## PROBLEM TO WORK ON
Leave out the pictures and repeat everything else in the records exactly.

## INFORMATION SHOWN
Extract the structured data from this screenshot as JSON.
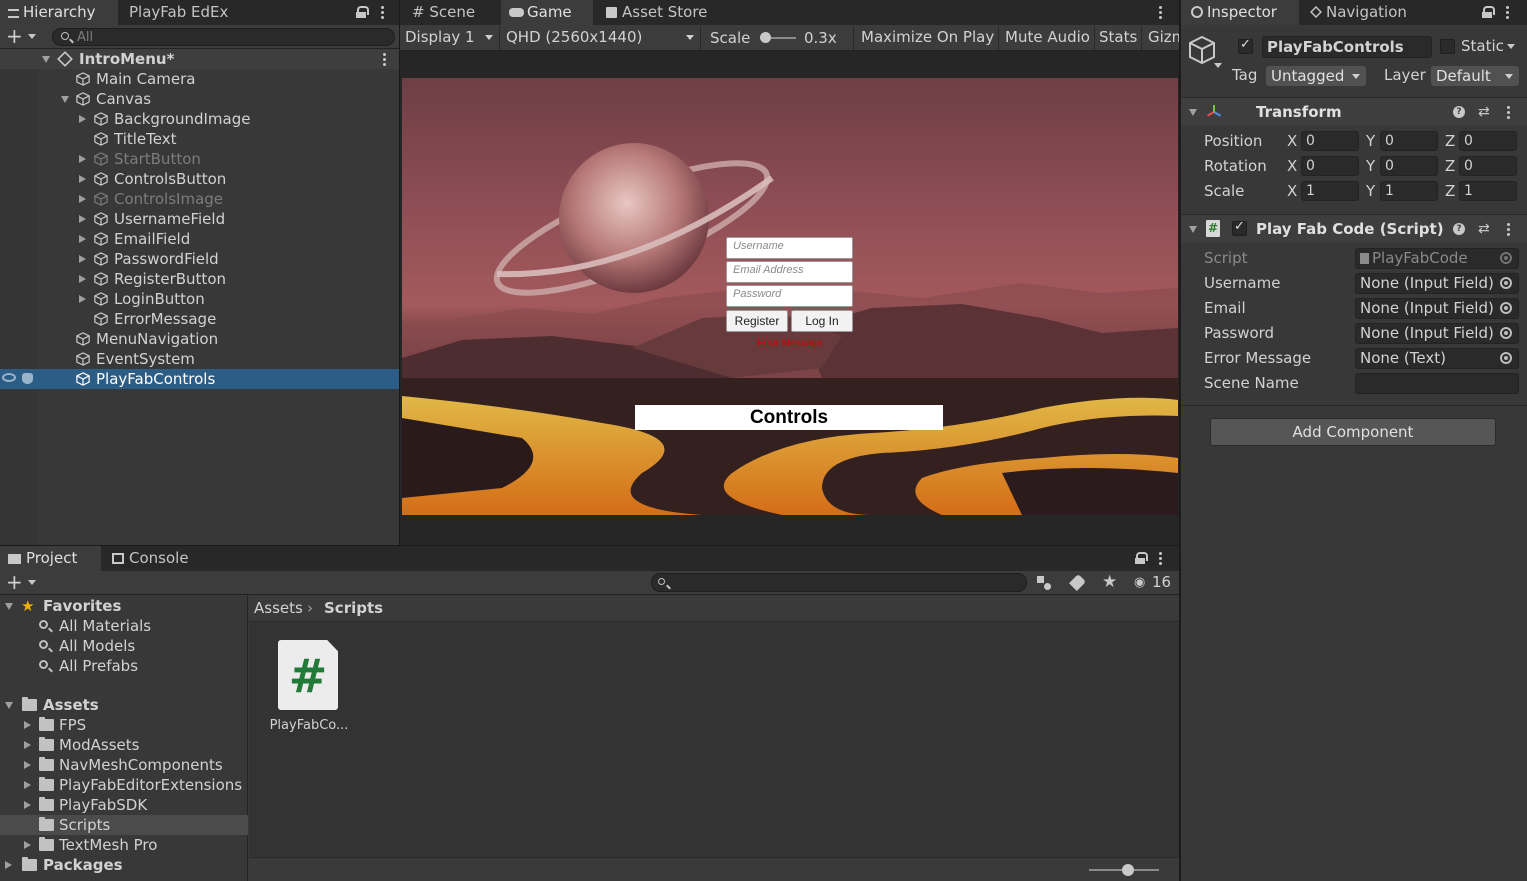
{
  "hierarchy": {
    "tabs": [
      "Hierarchy",
      "PlayFab EdEx"
    ],
    "search_placeholder": "All",
    "scene": "IntroMenu*",
    "items": [
      {
        "label": "Main Camera"
      },
      {
        "label": "Canvas"
      },
      {
        "label": "BackgroundImage"
      },
      {
        "label": "TitleText"
      },
      {
        "label": "StartButton"
      },
      {
        "label": "ControlsButton"
      },
      {
        "label": "ControlsImage"
      },
      {
        "label": "UsernameField"
      },
      {
        "label": "EmailField"
      },
      {
        "label": "PasswordField"
      },
      {
        "label": "RegisterButton"
      },
      {
        "label": "LoginButton"
      },
      {
        "label": "ErrorMessage"
      },
      {
        "label": "MenuNavigation"
      },
      {
        "label": "EventSystem"
      },
      {
        "label": "PlayFabControls"
      }
    ]
  },
  "game": {
    "tabs": [
      "Scene",
      "Game",
      "Asset Store"
    ],
    "display": "Display 1",
    "resolution": "QHD (2560x1440)",
    "scale_label": "Scale",
    "scale_value": "0.3x",
    "buttons": [
      "Maximize On Play",
      "Mute Audio",
      "Stats",
      "Gizm"
    ],
    "ui": {
      "username_placeholder": "Username",
      "email_placeholder": "Email Address",
      "password_placeholder": "Password",
      "register": "Register",
      "login": "Log In",
      "error": "Error Message",
      "controls": "Controls"
    }
  },
  "inspector": {
    "tabs": [
      "Inspector",
      "Navigation"
    ],
    "object_name": "PlayFabControls",
    "static_label": "Static",
    "tag_label": "Tag",
    "tag_value": "Untagged",
    "layer_label": "Layer",
    "layer_value": "Default",
    "transform": {
      "title": "Transform",
      "rows": [
        {
          "label": "Position",
          "x": "0",
          "y": "0",
          "z": "0"
        },
        {
          "label": "Rotation",
          "x": "0",
          "y": "0",
          "z": "0"
        },
        {
          "label": "Scale",
          "x": "1",
          "y": "1",
          "z": "1"
        }
      ],
      "axes": [
        "X",
        "Y",
        "Z"
      ]
    },
    "script": {
      "title": "Play Fab Code (Script)",
      "rows": [
        {
          "label": "Script",
          "value": "PlayFabCode"
        },
        {
          "label": "Username",
          "value": "None (Input Field)"
        },
        {
          "label": "Email",
          "value": "None (Input Field)"
        },
        {
          "label": "Password",
          "value": "None (Input Field)"
        },
        {
          "label": "Error Message",
          "value": "None (Text)"
        },
        {
          "label": "Scene Name",
          "value": ""
        }
      ]
    },
    "add_component": "Add Component"
  },
  "project": {
    "tabs": [
      "Project",
      "Console"
    ],
    "hidden_count": "16",
    "favorites_label": "Favorites",
    "favorites": [
      "All Materials",
      "All Models",
      "All Prefabs"
    ],
    "assets_label": "Assets",
    "folders": [
      "FPS",
      "ModAssets",
      "NavMeshComponents",
      "PlayFabEditorExtensions",
      "PlayFabSDK",
      "Scripts",
      "TextMesh Pro"
    ],
    "packages_label": "Packages",
    "breadcrumb": [
      "Assets",
      "Scripts"
    ],
    "file": "PlayFabCo..."
  },
  "colors": {
    "selection": "#2c5d87",
    "panel": "#383838",
    "error_text": "#d40000"
  }
}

## RESPONSE TO THE TASK
Extract the structured data from this screenshot as JSON.
{
  "hierarchy": {
    "tabs": [
      "Hierarchy",
      "PlayFab EdEx"
    ],
    "search_placeholder": "All",
    "scene": "IntroMenu*",
    "items": [
      {
        "label": "Main Camera"
      },
      {
        "label": "Canvas"
      },
      {
        "label": "BackgroundImage"
      },
      {
        "label": "TitleText"
      },
      {
        "label": "StartButton"
      },
      {
        "label": "ControlsButton"
      },
      {
        "label": "ControlsImage"
      },
      {
        "label": "UsernameField"
      },
      {
        "label": "EmailField"
      },
      {
        "label": "PasswordField"
      },
      {
        "label": "RegisterButton"
      },
      {
        "label": "LoginButton"
      },
      {
        "label": "ErrorMessage"
      },
      {
        "label": "MenuNavigation"
      },
      {
        "label": "EventSystem"
      },
      {
        "label": "PlayFabControls"
      }
    ]
  },
  "game": {
    "tabs": [
      "Scene",
      "Game",
      "Asset Store"
    ],
    "display": "Display 1",
    "resolution": "QHD (2560x1440)",
    "scale_label": "Scale",
    "scale_value": "0.3x",
    "buttons": [
      "Maximize On Play",
      "Mute Audio",
      "Stats",
      "Gizm"
    ],
    "ui": {
      "username_placeholder": "Username",
      "email_placeholder": "Email Address",
      "password_placeholder": "Password",
      "register": "Register",
      "login": "Log In",
      "error": "Error Message",
      "controls": "Controls"
    }
  },
  "inspector": {
    "tabs": [
      "Inspector",
      "Navigation"
    ],
    "object_name": "PlayFabControls",
    "static_label": "Static",
    "tag_label": "Tag",
    "tag_value": "Untagged",
    "layer_label": "Layer",
    "layer_value": "Default",
    "transform": {
      "title": "Transform",
      "rows": [
        {
          "label": "Position",
          "x": "0",
          "y": "0",
          "z": "0"
        },
        {
          "label": "Rotation",
          "x": "0",
          "y": "0",
          "z": "0"
        },
        {
          "label": "Scale",
          "x": "1",
          "y": "1",
          "z": "1"
        }
      ],
      "axes": [
        "X",
        "Y",
        "Z"
      ]
    },
    "script": {
      "title": "Play Fab Code (Script)",
      "rows": [
        {
          "label": "Script",
          "value": "PlayFabCode"
        },
        {
          "label": "Username",
          "value": "None (Input Field)"
        },
        {
          "label": "Email",
          "value": "None (Input Field)"
        },
        {
          "label": "Password",
          "value": "None (Input Field)"
        },
        {
          "label": "Error Message",
          "value": "None (Text)"
        },
        {
          "label": "Scene Name",
          "value": ""
        }
      ]
    },
    "add_component": "Add Component"
  },
  "project": {
    "tabs": [
      "Project",
      "Console"
    ],
    "hidden_count": "16",
    "favorites_label": "Favorites",
    "favorites": [
      "All Materials",
      "All Models",
      "All Prefabs"
    ],
    "assets_label": "Assets",
    "folders": [
      "FPS",
      "ModAssets",
      "NavMeshComponents",
      "PlayFabEditorExtensions",
      "PlayFabSDK",
      "Scripts",
      "TextMesh Pro"
    ],
    "packages_label": "Packages",
    "breadcrumb": [
      "Assets",
      "Scripts"
    ],
    "file": "PlayFabCo..."
  },
  "colors": {
    "selection": "#2c5d87",
    "panel": "#383838",
    "error_text": "#d40000"
  }
}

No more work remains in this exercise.